GOAL ->
Copy every line of the data in which the word "templates" occurs.

Data entries
· · · · ·
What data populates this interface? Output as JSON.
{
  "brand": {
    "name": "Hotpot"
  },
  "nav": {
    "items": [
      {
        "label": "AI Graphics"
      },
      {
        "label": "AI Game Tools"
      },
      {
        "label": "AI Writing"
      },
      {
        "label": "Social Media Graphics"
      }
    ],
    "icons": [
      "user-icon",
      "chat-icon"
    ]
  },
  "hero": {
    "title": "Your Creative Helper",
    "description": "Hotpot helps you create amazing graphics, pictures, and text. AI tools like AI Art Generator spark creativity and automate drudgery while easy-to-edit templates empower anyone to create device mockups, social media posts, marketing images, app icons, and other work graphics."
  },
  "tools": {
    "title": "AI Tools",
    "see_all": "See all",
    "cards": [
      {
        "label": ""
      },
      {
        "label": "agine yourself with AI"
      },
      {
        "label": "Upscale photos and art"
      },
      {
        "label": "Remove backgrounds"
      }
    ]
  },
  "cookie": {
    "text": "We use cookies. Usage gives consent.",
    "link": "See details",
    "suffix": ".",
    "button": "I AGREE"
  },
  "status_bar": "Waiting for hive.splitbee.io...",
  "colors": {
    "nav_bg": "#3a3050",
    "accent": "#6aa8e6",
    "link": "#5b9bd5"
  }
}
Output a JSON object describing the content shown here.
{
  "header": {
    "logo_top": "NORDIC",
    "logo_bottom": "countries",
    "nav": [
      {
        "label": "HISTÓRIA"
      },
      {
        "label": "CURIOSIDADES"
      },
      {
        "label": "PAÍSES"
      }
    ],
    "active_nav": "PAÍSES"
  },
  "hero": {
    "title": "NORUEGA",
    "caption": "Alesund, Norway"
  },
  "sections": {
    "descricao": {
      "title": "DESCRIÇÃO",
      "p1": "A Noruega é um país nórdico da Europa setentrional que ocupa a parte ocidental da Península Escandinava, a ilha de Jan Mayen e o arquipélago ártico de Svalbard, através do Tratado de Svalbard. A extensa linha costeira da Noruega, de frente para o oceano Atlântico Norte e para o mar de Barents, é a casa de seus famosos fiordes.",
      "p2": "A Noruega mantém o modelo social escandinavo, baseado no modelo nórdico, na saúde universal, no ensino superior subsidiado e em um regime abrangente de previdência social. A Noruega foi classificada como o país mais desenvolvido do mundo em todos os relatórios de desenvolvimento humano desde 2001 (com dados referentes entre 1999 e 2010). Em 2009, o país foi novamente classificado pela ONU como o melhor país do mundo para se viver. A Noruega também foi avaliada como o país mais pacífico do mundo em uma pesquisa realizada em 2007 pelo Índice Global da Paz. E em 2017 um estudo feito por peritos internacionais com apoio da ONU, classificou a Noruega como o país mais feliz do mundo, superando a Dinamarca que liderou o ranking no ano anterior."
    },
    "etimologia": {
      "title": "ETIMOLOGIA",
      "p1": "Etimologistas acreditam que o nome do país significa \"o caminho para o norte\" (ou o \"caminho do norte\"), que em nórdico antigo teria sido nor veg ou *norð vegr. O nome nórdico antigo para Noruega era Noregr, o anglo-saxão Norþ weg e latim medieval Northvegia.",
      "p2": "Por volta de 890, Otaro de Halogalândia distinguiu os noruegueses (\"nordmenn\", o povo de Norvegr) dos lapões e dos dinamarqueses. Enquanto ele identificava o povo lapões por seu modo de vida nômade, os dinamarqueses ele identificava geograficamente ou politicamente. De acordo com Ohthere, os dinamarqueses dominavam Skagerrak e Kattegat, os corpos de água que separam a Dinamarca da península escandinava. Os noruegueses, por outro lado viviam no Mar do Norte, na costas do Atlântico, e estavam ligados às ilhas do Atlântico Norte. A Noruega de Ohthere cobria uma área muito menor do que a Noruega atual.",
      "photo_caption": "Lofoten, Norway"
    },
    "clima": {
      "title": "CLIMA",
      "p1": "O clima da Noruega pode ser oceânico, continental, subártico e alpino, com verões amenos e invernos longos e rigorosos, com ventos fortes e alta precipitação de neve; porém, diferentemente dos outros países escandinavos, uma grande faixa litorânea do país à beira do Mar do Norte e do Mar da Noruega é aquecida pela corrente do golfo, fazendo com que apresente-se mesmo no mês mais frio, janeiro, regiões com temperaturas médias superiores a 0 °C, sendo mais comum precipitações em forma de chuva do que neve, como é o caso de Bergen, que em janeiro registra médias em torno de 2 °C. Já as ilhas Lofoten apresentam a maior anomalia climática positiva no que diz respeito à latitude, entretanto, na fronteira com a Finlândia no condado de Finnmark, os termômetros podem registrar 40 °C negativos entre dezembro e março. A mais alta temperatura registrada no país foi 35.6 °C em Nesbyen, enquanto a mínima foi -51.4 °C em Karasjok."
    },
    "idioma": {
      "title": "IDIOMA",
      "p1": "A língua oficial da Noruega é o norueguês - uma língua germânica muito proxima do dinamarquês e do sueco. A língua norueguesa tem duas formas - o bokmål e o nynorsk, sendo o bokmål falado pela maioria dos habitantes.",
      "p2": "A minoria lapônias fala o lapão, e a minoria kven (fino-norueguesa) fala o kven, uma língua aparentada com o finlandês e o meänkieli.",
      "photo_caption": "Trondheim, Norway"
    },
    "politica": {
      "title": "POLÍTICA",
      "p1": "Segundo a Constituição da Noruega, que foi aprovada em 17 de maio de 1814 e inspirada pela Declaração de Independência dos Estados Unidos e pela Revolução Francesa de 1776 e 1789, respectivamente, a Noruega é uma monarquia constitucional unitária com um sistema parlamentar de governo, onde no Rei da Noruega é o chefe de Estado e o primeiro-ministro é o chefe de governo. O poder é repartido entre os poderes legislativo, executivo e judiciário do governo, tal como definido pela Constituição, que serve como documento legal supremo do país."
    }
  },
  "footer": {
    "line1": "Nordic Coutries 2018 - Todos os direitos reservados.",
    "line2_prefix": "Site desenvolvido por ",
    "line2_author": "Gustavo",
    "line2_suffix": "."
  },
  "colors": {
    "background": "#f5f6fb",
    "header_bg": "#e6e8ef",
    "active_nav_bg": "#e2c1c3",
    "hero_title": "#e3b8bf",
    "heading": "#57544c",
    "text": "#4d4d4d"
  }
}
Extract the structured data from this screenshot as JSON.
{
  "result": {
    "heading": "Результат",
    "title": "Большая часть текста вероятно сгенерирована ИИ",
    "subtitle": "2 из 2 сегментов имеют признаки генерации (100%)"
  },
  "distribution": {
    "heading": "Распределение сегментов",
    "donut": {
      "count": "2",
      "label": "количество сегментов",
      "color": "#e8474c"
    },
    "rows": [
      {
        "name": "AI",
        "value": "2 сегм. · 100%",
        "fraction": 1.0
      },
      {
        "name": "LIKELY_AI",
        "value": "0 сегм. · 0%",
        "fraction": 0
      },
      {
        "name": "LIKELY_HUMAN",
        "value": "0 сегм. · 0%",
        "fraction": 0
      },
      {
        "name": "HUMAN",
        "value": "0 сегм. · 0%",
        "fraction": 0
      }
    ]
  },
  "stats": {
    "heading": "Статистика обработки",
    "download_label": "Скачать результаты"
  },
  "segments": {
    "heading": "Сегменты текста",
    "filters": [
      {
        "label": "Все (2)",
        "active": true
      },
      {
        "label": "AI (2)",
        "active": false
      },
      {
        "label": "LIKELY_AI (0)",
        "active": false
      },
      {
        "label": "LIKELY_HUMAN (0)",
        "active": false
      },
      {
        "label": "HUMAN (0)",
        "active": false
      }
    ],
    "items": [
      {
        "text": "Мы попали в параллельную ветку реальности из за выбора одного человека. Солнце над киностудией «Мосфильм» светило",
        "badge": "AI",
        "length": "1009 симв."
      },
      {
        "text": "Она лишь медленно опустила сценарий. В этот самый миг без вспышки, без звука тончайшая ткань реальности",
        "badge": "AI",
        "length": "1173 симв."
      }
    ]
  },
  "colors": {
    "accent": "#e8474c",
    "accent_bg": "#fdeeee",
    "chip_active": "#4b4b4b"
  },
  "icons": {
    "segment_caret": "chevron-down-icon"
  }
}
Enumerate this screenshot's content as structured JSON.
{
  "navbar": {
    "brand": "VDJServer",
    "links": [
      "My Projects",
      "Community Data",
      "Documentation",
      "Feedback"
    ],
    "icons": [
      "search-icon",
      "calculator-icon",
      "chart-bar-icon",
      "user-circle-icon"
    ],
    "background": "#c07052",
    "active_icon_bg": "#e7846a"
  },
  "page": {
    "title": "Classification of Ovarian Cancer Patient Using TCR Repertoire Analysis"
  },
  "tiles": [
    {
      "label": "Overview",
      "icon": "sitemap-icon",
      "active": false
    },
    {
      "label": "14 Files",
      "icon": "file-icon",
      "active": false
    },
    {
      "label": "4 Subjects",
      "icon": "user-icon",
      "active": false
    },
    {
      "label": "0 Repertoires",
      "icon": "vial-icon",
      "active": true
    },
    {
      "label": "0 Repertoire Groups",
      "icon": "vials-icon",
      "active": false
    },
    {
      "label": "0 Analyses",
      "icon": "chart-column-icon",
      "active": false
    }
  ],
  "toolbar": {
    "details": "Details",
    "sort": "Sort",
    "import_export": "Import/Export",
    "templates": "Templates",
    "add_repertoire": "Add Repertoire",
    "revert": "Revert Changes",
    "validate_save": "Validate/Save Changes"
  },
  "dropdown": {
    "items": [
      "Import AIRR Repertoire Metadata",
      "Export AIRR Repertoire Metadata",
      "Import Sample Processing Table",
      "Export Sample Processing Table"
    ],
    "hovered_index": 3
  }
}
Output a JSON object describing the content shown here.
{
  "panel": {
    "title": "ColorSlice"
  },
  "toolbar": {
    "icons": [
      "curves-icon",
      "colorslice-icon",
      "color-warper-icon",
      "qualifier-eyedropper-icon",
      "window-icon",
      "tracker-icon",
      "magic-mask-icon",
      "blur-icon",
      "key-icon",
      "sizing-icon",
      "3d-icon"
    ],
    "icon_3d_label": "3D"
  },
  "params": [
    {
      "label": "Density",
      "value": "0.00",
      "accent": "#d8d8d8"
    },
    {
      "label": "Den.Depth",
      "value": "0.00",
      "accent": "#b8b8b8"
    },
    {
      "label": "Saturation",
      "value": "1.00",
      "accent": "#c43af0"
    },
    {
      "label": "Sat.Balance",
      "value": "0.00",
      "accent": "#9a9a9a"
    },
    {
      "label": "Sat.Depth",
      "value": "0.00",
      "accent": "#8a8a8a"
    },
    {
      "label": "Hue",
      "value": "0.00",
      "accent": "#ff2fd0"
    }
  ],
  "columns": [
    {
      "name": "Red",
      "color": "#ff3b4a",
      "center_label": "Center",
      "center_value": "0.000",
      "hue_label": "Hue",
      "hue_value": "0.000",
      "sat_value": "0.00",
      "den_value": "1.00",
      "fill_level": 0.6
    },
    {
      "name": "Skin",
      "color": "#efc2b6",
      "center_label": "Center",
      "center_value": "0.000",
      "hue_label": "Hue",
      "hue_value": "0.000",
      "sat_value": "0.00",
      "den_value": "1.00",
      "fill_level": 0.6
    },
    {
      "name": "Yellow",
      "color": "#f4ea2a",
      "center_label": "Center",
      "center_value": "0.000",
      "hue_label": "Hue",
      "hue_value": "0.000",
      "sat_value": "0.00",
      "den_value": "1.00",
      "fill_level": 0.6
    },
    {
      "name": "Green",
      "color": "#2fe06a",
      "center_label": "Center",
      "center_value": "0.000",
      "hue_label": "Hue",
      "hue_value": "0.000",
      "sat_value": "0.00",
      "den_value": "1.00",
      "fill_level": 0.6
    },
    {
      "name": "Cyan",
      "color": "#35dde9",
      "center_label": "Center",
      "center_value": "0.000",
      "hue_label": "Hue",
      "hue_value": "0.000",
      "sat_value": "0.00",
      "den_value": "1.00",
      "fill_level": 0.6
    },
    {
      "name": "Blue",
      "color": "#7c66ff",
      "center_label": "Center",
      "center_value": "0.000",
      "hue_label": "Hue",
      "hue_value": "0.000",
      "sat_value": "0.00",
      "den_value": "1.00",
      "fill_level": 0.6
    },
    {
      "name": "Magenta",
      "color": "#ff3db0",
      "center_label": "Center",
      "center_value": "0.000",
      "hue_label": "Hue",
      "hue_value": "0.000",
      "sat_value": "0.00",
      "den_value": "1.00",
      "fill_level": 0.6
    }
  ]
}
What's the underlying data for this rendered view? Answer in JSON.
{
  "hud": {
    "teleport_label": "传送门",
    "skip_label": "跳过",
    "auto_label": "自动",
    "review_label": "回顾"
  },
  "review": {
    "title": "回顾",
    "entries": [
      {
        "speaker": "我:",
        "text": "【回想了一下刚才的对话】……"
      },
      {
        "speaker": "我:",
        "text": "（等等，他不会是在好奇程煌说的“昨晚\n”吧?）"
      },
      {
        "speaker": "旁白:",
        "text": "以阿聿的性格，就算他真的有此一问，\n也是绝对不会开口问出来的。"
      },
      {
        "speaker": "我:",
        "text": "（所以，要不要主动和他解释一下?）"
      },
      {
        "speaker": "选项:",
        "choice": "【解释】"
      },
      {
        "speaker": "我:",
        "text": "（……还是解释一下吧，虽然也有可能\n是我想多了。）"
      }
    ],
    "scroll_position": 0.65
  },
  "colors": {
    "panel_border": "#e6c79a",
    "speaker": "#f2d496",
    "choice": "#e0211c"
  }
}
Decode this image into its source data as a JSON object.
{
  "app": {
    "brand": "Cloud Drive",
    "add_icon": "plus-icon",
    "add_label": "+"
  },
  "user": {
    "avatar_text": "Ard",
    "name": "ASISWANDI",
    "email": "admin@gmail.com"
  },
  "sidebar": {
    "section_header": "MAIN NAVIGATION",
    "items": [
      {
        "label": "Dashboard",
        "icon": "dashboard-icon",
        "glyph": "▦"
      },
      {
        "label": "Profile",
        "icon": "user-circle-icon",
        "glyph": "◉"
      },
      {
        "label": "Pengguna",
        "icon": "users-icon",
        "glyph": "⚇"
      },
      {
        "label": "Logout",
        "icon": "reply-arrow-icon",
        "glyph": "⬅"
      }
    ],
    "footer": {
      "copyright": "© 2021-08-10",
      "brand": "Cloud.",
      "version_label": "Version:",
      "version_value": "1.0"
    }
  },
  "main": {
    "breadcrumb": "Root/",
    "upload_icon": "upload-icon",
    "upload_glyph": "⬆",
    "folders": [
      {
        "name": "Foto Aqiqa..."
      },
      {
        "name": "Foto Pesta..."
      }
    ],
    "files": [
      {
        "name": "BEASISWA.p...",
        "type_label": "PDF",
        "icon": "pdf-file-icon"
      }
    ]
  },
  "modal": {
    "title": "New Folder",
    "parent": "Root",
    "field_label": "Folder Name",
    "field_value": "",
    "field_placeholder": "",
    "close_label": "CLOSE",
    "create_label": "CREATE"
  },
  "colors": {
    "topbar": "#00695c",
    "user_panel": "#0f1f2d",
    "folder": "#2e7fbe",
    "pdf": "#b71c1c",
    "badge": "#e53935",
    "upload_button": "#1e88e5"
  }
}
· · · · ·
SOLUTION FOR THIS PROBLEM ->
    "description": "Hotpot helps you create amazing graphics, pictures, and text. AI tools like AI Art Generator spark creativity and automate drudgery while easy-to-edit templates empower anyone to create device mockups, social media posts, marketing images, app icons, and other work graphics."
    "templates": "Templates",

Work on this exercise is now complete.